[Objective]:
Arrange the records, from their first line through the line containing "row-prefix: Dat [7, 538, 20, 547]", inclusive, as a JSON list of strings with one string per line and no blank lines.

[Supplied material]:
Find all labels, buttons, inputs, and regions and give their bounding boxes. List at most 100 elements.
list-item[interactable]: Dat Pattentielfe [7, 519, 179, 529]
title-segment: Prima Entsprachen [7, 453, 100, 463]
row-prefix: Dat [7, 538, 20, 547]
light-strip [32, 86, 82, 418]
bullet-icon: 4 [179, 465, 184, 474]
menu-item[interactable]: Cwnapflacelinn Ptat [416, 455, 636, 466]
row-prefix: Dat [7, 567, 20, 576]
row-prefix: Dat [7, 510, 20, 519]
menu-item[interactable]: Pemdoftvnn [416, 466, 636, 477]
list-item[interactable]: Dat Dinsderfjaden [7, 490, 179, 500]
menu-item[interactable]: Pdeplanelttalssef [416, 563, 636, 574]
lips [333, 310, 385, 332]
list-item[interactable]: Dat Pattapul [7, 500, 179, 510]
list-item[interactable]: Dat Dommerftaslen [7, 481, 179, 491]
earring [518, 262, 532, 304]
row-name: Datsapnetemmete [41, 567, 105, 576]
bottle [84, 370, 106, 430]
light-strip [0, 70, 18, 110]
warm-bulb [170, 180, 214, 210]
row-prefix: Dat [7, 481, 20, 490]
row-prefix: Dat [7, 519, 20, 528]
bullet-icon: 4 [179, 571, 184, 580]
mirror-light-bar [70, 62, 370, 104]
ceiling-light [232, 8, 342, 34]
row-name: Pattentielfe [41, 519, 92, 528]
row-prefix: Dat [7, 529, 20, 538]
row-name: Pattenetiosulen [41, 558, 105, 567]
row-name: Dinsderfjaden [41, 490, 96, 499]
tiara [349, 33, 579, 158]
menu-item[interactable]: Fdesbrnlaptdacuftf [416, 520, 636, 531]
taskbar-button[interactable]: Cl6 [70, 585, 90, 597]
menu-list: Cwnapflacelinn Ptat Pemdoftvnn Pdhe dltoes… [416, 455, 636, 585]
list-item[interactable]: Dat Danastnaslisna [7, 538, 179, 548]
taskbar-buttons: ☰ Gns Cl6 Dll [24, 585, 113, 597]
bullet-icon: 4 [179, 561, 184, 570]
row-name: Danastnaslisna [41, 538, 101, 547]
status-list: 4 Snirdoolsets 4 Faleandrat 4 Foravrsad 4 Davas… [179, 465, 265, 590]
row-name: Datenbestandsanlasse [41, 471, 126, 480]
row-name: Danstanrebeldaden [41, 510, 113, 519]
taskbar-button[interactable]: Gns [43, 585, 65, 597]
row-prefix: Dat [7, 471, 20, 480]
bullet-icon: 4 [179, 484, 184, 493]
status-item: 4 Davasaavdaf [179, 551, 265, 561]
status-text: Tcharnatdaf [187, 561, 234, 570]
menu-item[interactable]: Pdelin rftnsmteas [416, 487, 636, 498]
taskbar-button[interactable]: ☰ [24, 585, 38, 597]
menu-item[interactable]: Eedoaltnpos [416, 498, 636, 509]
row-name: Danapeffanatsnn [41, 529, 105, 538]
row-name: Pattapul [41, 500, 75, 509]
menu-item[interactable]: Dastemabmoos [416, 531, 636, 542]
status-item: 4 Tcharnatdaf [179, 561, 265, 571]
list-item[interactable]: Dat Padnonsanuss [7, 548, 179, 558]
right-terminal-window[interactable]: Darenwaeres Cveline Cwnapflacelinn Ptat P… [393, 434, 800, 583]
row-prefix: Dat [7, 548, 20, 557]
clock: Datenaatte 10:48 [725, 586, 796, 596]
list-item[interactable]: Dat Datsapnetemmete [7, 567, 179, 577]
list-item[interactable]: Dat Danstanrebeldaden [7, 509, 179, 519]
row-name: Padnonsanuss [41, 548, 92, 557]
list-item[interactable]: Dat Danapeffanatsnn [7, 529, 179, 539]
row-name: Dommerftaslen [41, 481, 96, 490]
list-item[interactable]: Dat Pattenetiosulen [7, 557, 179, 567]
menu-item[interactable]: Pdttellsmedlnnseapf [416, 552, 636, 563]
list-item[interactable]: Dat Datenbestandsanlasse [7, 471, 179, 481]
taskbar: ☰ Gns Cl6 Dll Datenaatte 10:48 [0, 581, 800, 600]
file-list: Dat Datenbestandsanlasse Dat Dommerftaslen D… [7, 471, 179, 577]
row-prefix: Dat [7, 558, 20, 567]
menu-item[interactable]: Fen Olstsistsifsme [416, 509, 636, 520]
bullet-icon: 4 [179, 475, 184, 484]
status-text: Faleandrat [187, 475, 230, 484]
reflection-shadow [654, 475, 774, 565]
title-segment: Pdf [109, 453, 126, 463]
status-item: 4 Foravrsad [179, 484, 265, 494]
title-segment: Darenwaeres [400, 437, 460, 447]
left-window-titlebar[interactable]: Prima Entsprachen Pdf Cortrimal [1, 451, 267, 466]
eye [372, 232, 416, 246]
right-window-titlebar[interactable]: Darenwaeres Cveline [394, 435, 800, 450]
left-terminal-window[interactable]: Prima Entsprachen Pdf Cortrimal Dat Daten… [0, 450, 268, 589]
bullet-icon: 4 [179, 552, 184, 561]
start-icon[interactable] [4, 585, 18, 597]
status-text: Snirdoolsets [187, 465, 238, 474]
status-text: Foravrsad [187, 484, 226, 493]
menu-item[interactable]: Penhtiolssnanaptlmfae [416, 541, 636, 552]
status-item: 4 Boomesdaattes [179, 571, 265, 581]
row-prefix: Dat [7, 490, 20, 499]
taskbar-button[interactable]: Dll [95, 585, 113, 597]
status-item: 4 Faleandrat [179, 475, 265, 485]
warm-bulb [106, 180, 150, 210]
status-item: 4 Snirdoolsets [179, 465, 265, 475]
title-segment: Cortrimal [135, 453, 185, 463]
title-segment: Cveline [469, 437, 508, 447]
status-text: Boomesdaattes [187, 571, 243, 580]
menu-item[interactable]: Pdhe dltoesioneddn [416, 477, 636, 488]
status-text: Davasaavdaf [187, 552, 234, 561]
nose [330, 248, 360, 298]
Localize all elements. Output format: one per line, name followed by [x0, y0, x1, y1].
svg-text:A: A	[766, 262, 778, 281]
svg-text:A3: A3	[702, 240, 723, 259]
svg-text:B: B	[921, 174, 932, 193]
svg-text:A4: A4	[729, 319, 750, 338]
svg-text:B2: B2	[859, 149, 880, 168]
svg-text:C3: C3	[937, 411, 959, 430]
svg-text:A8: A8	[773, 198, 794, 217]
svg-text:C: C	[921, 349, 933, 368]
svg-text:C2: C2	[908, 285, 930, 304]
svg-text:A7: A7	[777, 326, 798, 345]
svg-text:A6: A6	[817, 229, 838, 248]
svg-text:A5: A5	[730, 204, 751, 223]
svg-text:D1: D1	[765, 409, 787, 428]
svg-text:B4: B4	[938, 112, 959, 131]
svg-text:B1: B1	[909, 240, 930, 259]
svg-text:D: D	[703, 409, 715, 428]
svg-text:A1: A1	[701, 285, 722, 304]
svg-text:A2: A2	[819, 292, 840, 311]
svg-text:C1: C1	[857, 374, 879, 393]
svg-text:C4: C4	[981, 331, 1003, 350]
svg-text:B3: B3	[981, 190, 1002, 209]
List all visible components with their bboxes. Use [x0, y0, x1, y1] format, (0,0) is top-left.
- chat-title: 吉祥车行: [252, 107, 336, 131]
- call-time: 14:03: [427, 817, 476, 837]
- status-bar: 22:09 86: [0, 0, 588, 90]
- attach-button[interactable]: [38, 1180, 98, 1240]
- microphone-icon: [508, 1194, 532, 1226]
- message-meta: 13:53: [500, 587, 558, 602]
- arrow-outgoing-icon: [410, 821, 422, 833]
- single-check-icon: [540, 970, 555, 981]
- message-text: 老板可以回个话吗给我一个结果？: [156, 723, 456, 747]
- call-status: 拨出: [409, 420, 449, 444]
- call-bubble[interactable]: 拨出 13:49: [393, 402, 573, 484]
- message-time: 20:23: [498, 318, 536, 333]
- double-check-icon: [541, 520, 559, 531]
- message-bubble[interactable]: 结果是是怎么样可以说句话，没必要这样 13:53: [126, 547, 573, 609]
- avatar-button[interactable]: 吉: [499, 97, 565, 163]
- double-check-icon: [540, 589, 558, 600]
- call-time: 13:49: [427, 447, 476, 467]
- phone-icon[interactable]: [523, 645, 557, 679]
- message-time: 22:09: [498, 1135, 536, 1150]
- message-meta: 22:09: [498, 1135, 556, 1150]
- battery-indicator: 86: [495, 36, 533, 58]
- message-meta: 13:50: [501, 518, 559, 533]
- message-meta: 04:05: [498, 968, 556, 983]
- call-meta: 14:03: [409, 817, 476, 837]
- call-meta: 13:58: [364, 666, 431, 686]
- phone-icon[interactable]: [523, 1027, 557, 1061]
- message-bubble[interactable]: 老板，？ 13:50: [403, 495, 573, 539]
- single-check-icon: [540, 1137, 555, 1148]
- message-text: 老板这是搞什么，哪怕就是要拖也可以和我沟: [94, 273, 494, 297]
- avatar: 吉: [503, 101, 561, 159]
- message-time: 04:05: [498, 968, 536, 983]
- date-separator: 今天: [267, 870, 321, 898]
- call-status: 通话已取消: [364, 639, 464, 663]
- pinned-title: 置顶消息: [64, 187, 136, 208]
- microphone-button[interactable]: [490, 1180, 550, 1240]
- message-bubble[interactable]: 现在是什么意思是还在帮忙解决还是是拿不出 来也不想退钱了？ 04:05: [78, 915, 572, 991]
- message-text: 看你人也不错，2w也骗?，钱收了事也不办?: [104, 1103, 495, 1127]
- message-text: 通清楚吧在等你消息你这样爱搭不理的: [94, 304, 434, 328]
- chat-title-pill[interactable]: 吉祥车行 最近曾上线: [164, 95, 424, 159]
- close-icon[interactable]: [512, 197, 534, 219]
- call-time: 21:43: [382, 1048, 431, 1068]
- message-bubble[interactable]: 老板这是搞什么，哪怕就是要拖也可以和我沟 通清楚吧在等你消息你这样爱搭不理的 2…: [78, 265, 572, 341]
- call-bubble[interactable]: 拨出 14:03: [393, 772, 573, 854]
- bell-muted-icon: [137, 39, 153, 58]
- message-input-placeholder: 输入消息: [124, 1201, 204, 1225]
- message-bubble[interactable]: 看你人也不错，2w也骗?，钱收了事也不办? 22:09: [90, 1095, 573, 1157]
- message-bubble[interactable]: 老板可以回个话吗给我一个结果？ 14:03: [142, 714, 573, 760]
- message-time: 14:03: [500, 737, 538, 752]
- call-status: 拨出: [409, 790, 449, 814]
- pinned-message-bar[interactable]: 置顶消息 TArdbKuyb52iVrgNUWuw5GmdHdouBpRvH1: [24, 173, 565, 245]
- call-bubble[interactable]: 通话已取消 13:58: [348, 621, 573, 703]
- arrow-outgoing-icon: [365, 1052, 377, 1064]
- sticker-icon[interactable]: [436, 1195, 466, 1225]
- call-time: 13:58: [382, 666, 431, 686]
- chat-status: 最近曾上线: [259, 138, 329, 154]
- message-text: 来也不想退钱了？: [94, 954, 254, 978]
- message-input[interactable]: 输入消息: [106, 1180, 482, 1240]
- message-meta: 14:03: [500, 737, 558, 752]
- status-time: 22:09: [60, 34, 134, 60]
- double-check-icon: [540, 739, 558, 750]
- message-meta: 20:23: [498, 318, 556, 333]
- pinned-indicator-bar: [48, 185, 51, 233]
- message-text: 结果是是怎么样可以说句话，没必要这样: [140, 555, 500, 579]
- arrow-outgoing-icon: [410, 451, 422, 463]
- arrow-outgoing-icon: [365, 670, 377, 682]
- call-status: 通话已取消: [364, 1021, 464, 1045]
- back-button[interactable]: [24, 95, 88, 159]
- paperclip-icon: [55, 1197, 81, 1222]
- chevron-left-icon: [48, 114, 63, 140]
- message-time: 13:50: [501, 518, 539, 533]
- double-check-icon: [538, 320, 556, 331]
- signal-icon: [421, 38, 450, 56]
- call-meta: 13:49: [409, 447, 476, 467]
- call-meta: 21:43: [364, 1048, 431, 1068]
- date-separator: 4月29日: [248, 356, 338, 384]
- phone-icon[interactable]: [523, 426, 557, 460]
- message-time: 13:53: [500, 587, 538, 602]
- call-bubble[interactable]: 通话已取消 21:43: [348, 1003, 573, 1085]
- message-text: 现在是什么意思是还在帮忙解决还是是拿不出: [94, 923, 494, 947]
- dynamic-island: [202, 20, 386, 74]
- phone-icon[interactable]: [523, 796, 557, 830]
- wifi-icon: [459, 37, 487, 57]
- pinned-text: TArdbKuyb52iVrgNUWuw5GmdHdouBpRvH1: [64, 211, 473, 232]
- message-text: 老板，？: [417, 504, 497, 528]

[Response]:
[
  "Find all labels, buttons, inputs, and regions and give their bounding boxes. List at most 100 elements.",
  "list-item[interactable]: Dat Pattentielfe [7, 519, 179, 529]",
  "title-segment: Prima Entsprachen [7, 453, 100, 463]",
  "row-prefix: Dat [7, 538, 20, 547]"
]